+++ Task material

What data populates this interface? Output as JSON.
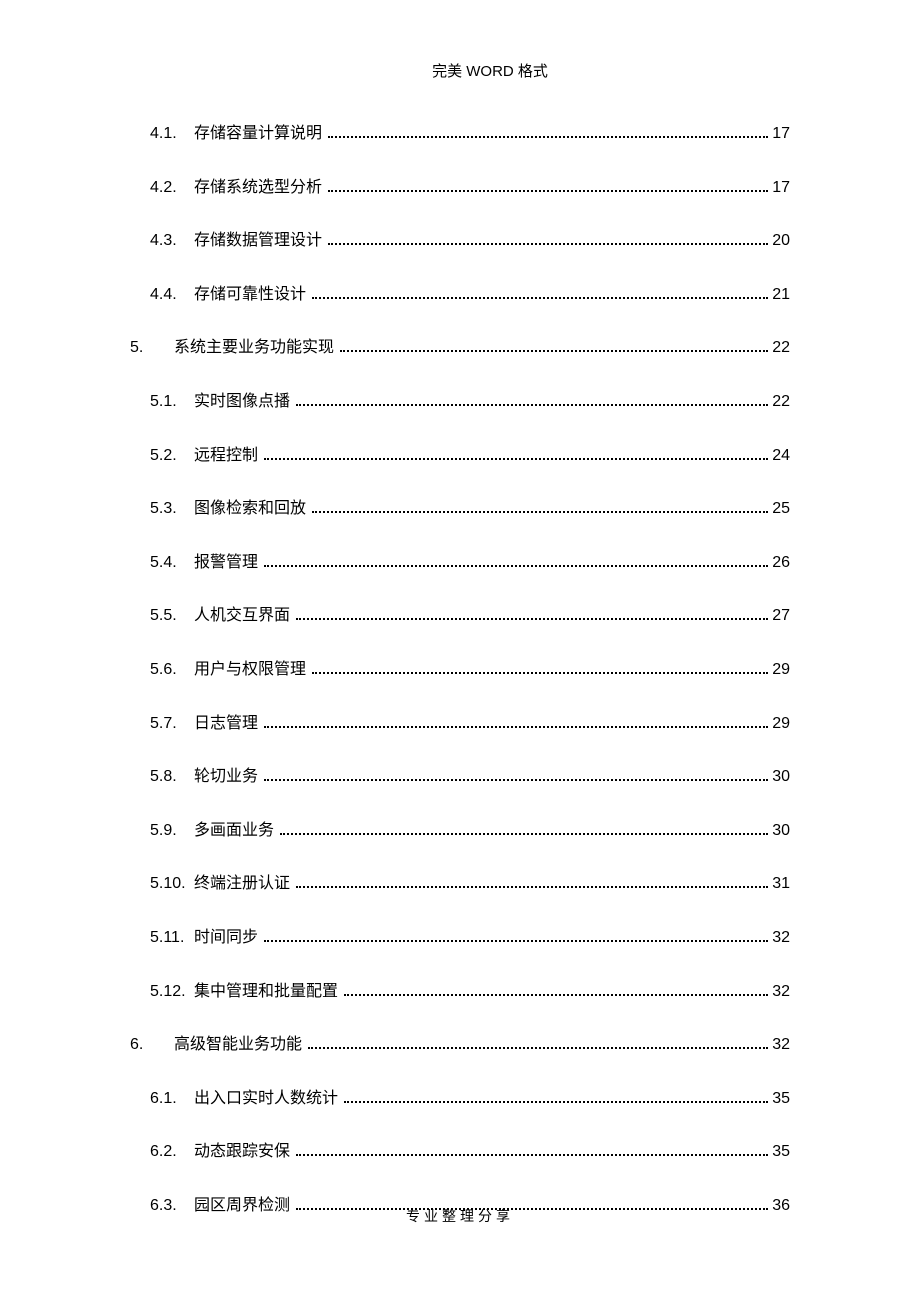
{
  "header": "完美 WORD 格式",
  "footer": "专业整理分享",
  "toc_entries": [
    {
      "level": 2,
      "num": "4.1.",
      "title": "存储容量计算说明",
      "page": "17"
    },
    {
      "level": 2,
      "num": "4.2.",
      "title": "存储系统选型分析",
      "page": "17"
    },
    {
      "level": 2,
      "num": "4.3.",
      "title": "存储数据管理设计",
      "page": "20"
    },
    {
      "level": 2,
      "num": "4.4.",
      "title": "存储可靠性设计",
      "page": "21"
    },
    {
      "level": 1,
      "num": "5.",
      "title": "系统主要业务功能实现",
      "page": "22"
    },
    {
      "level": 2,
      "num": "5.1.",
      "title": "实时图像点播",
      "page": "22"
    },
    {
      "level": 2,
      "num": "5.2.",
      "title": "远程控制",
      "page": "24"
    },
    {
      "level": 2,
      "num": "5.3.",
      "title": "图像检索和回放",
      "page": "25"
    },
    {
      "level": 2,
      "num": "5.4.",
      "title": "报警管理",
      "page": "26"
    },
    {
      "level": 2,
      "num": "5.5.",
      "title": "人机交互界面",
      "page": "27"
    },
    {
      "level": 2,
      "num": "5.6.",
      "title": "用户与权限管理",
      "page": "29"
    },
    {
      "level": 2,
      "num": "5.7.",
      "title": "日志管理",
      "page": "29"
    },
    {
      "level": 2,
      "num": "5.8.",
      "title": "轮切业务",
      "page": "30"
    },
    {
      "level": 2,
      "num": "5.9.",
      "title": "多画面业务",
      "page": "30"
    },
    {
      "level": 2,
      "num": "5.10.",
      "title": "终端注册认证",
      "page": "31"
    },
    {
      "level": 2,
      "num": "5.11.",
      "title": "时间同步",
      "page": "32"
    },
    {
      "level": 2,
      "num": "5.12.",
      "title": "集中管理和批量配置",
      "page": "32"
    },
    {
      "level": 1,
      "num": "6.",
      "title": "高级智能业务功能",
      "page": "32"
    },
    {
      "level": 2,
      "num": "6.1.",
      "title": "出入口实时人数统计",
      "page": "35"
    },
    {
      "level": 2,
      "num": "6.2.",
      "title": "动态跟踪安保",
      "page": "35"
    },
    {
      "level": 2,
      "num": "6.3.",
      "title": "园区周界检测",
      "page": "36"
    }
  ]
}
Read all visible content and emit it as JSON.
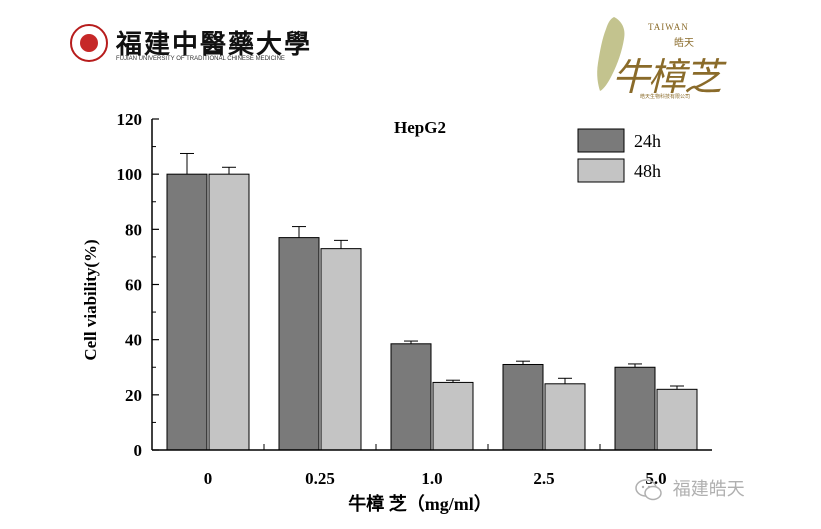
{
  "logos": {
    "university_cn": "福建中醫藥大學",
    "university_en": "FUJIAN UNIVERSITY OF TRADITIONAL CHINESE MEDICINE",
    "brand_taiwan": "TAIWAN",
    "brand_haotian": "皓天",
    "brand_name": "牛樟芝",
    "brand_small": "皓天生物科技有限公司"
  },
  "watermark": {
    "text": "福建皓天"
  },
  "colors": {
    "bar_24h": "#7a7a7a",
    "bar_48h": "#c4c4c4",
    "axis": "#000000",
    "brand_gold": "#8a6b2a",
    "seal_red": "#c62828"
  },
  "chart_data": {
    "type": "bar",
    "title": "HepG2",
    "xlabel": "牛樟 芝（mg/ml）",
    "ylabel": "Cell viability(%)",
    "categories": [
      "0",
      "0.25",
      "1.0",
      "2.5",
      "5.0"
    ],
    "series": [
      {
        "name": "24h",
        "values": [
          100,
          77,
          38.5,
          31,
          30
        ],
        "errors": [
          7.5,
          4,
          1,
          1.2,
          1.2
        ]
      },
      {
        "name": "48h",
        "values": [
          100,
          73,
          24.5,
          24,
          22
        ],
        "errors": [
          2.5,
          3,
          0.8,
          2,
          1.2
        ]
      }
    ],
    "ylim": [
      0,
      120
    ],
    "yticks": [
      0,
      20,
      40,
      60,
      80,
      100,
      120
    ],
    "legend_position": "top-right",
    "grid": false
  }
}
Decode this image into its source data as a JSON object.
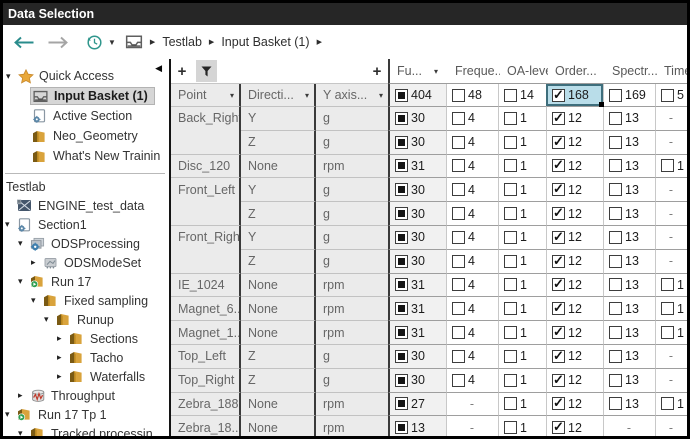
{
  "window": {
    "title": "Data Selection"
  },
  "nav": {
    "breadcrumb": [
      "Testlab",
      "Input Basket (1)"
    ]
  },
  "sidebar": {
    "quick_access": {
      "label": "Quick Access",
      "items": [
        {
          "label": "Input Basket (1)",
          "icon": "inbox-tray",
          "selected": true
        },
        {
          "label": "Active Section",
          "icon": "doc-gear",
          "selected": false
        },
        {
          "label": "Neo_Geometry",
          "icon": "folder",
          "selected": false
        },
        {
          "label": "What's New Trainin",
          "icon": "folder",
          "selected": false
        }
      ]
    },
    "tree_root_label": "Testlab",
    "tree": [
      {
        "label": "ENGINE_test_data",
        "icon": "project",
        "level": 0,
        "expander": "none"
      },
      {
        "label": "Section1",
        "icon": "doc-gear",
        "level": 0,
        "expander": "open"
      },
      {
        "label": "ODSProcessing",
        "icon": "processing",
        "level": 1,
        "expander": "open"
      },
      {
        "label": "ODSModeSet",
        "icon": "modeset",
        "level": 2,
        "expander": "closed"
      },
      {
        "label": "Run 17",
        "icon": "folder-run",
        "level": 1,
        "expander": "open"
      },
      {
        "label": "Fixed sampling",
        "icon": "folder",
        "level": 2,
        "expander": "open"
      },
      {
        "label": "Runup",
        "icon": "folder",
        "level": 3,
        "expander": "open"
      },
      {
        "label": "Sections",
        "icon": "folder",
        "level": 4,
        "expander": "closed"
      },
      {
        "label": "Tacho",
        "icon": "folder",
        "level": 4,
        "expander": "closed"
      },
      {
        "label": "Waterfalls",
        "icon": "folder",
        "level": 4,
        "expander": "closed"
      },
      {
        "label": "Throughput",
        "icon": "throughput",
        "level": 1,
        "expander": "closed"
      },
      {
        "label": "Run 17 Tp 1",
        "icon": "folder-run",
        "level": 0,
        "expander": "open"
      },
      {
        "label": "Tracked processin",
        "icon": "folder",
        "level": 1,
        "expander": "open"
      }
    ]
  },
  "table": {
    "toolbar": {
      "add_label": "+",
      "add_column_label": "+"
    },
    "left_headers": [
      {
        "label": "Point"
      },
      {
        "label": "Directi..."
      },
      {
        "label": "Y axis..."
      }
    ],
    "data_headers": [
      {
        "label": "Fu...",
        "arrow": true,
        "key": "function"
      },
      {
        "label": "Freque...",
        "arrow": false,
        "key": "frequency"
      },
      {
        "label": "OA-level",
        "arrow": false,
        "key": "oa-level"
      },
      {
        "label": "Order...",
        "arrow": false,
        "key": "order"
      },
      {
        "label": "Spectr...",
        "arrow": false,
        "key": "spectrum"
      },
      {
        "label": "Time",
        "arrow": false,
        "key": "time"
      }
    ],
    "totals": [
      {
        "state": "partial",
        "count": "404"
      },
      {
        "state": "unchecked",
        "count": "48"
      },
      {
        "state": "unchecked",
        "count": "14"
      },
      {
        "state": "checked",
        "count": "168",
        "selected": true
      },
      {
        "state": "unchecked",
        "count": "169"
      },
      {
        "state": "unchecked",
        "count": "5"
      }
    ],
    "rows": [
      {
        "point": "Back_Right",
        "direction": "Y",
        "y_axis": "g",
        "cells": [
          [
            "partial",
            "30"
          ],
          [
            "unchecked",
            "4"
          ],
          [
            "unchecked",
            "1"
          ],
          [
            "checked",
            "12"
          ],
          [
            "unchecked",
            "13"
          ],
          [
            "dash",
            ""
          ]
        ]
      },
      {
        "point": "",
        "direction": "Z",
        "y_axis": "g",
        "cells": [
          [
            "partial",
            "30"
          ],
          [
            "unchecked",
            "4"
          ],
          [
            "unchecked",
            "1"
          ],
          [
            "checked",
            "12"
          ],
          [
            "unchecked",
            "13"
          ],
          [
            "dash",
            ""
          ]
        ]
      },
      {
        "point": "Disc_120",
        "direction": "None",
        "y_axis": "rpm",
        "cells": [
          [
            "partial",
            "31"
          ],
          [
            "unchecked",
            "4"
          ],
          [
            "unchecked",
            "1"
          ],
          [
            "checked",
            "12"
          ],
          [
            "unchecked",
            "13"
          ],
          [
            "unchecked",
            "1"
          ]
        ]
      },
      {
        "point": "Front_Left",
        "direction": "Y",
        "y_axis": "g",
        "cells": [
          [
            "partial",
            "30"
          ],
          [
            "unchecked",
            "4"
          ],
          [
            "unchecked",
            "1"
          ],
          [
            "checked",
            "12"
          ],
          [
            "unchecked",
            "13"
          ],
          [
            "dash",
            ""
          ]
        ]
      },
      {
        "point": "",
        "direction": "Z",
        "y_axis": "g",
        "cells": [
          [
            "partial",
            "30"
          ],
          [
            "unchecked",
            "4"
          ],
          [
            "unchecked",
            "1"
          ],
          [
            "checked",
            "12"
          ],
          [
            "unchecked",
            "13"
          ],
          [
            "dash",
            ""
          ]
        ]
      },
      {
        "point": "Front_Right",
        "direction": "Y",
        "y_axis": "g",
        "cells": [
          [
            "partial",
            "30"
          ],
          [
            "unchecked",
            "4"
          ],
          [
            "unchecked",
            "1"
          ],
          [
            "checked",
            "12"
          ],
          [
            "unchecked",
            "13"
          ],
          [
            "dash",
            ""
          ]
        ]
      },
      {
        "point": "",
        "direction": "Z",
        "y_axis": "g",
        "cells": [
          [
            "partial",
            "30"
          ],
          [
            "unchecked",
            "4"
          ],
          [
            "unchecked",
            "1"
          ],
          [
            "checked",
            "12"
          ],
          [
            "unchecked",
            "13"
          ],
          [
            "dash",
            ""
          ]
        ]
      },
      {
        "point": "IE_1024",
        "direction": "None",
        "y_axis": "rpm",
        "cells": [
          [
            "partial",
            "31"
          ],
          [
            "unchecked",
            "4"
          ],
          [
            "unchecked",
            "1"
          ],
          [
            "checked",
            "12"
          ],
          [
            "unchecked",
            "13"
          ],
          [
            "unchecked",
            "1"
          ]
        ]
      },
      {
        "point": "Magnet_6...",
        "direction": "None",
        "y_axis": "rpm",
        "cells": [
          [
            "partial",
            "31"
          ],
          [
            "unchecked",
            "4"
          ],
          [
            "unchecked",
            "1"
          ],
          [
            "checked",
            "12"
          ],
          [
            "unchecked",
            "13"
          ],
          [
            "unchecked",
            "1"
          ]
        ]
      },
      {
        "point": "Magnet_1...",
        "direction": "None",
        "y_axis": "rpm",
        "cells": [
          [
            "partial",
            "31"
          ],
          [
            "unchecked",
            "4"
          ],
          [
            "unchecked",
            "1"
          ],
          [
            "checked",
            "12"
          ],
          [
            "unchecked",
            "13"
          ],
          [
            "unchecked",
            "1"
          ]
        ]
      },
      {
        "point": "Top_Left",
        "direction": "Z",
        "y_axis": "g",
        "cells": [
          [
            "partial",
            "30"
          ],
          [
            "unchecked",
            "4"
          ],
          [
            "unchecked",
            "1"
          ],
          [
            "checked",
            "12"
          ],
          [
            "unchecked",
            "13"
          ],
          [
            "dash",
            ""
          ]
        ]
      },
      {
        "point": "Top_Right",
        "direction": "Z",
        "y_axis": "g",
        "cells": [
          [
            "partial",
            "30"
          ],
          [
            "unchecked",
            "4"
          ],
          [
            "unchecked",
            "1"
          ],
          [
            "checked",
            "12"
          ],
          [
            "unchecked",
            "13"
          ],
          [
            "dash",
            ""
          ]
        ]
      },
      {
        "point": "Zebra_188",
        "direction": "None",
        "y_axis": "rpm",
        "cells": [
          [
            "partial",
            "27"
          ],
          [
            "dash",
            ""
          ],
          [
            "unchecked",
            "1"
          ],
          [
            "checked",
            "12"
          ],
          [
            "unchecked",
            "13"
          ],
          [
            "unchecked",
            "1"
          ]
        ]
      },
      {
        "point": "Zebra_18...",
        "direction": "None",
        "y_axis": "rpm",
        "cells": [
          [
            "partial",
            "13"
          ],
          [
            "dash",
            ""
          ],
          [
            "unchecked",
            "1"
          ],
          [
            "checked",
            "12"
          ],
          [
            "dash",
            ""
          ],
          [
            "dash",
            ""
          ]
        ]
      }
    ]
  },
  "colors": {
    "accent_teal": "#2a8c8c",
    "selection_fill": "#b9dde9",
    "selection_border": "#3e6e7c",
    "titlebar_bg": "#262626",
    "left_panel_bg": "#ebebeb",
    "folder_gold": "#d9a33c"
  }
}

++++++

Exercise: Return every line above that contains the word "count".

Exercise solution:
        "count": "404"
        "count": "48"
        "count": "14"
        "count": "168",
        "count": "169"
        "count": "5"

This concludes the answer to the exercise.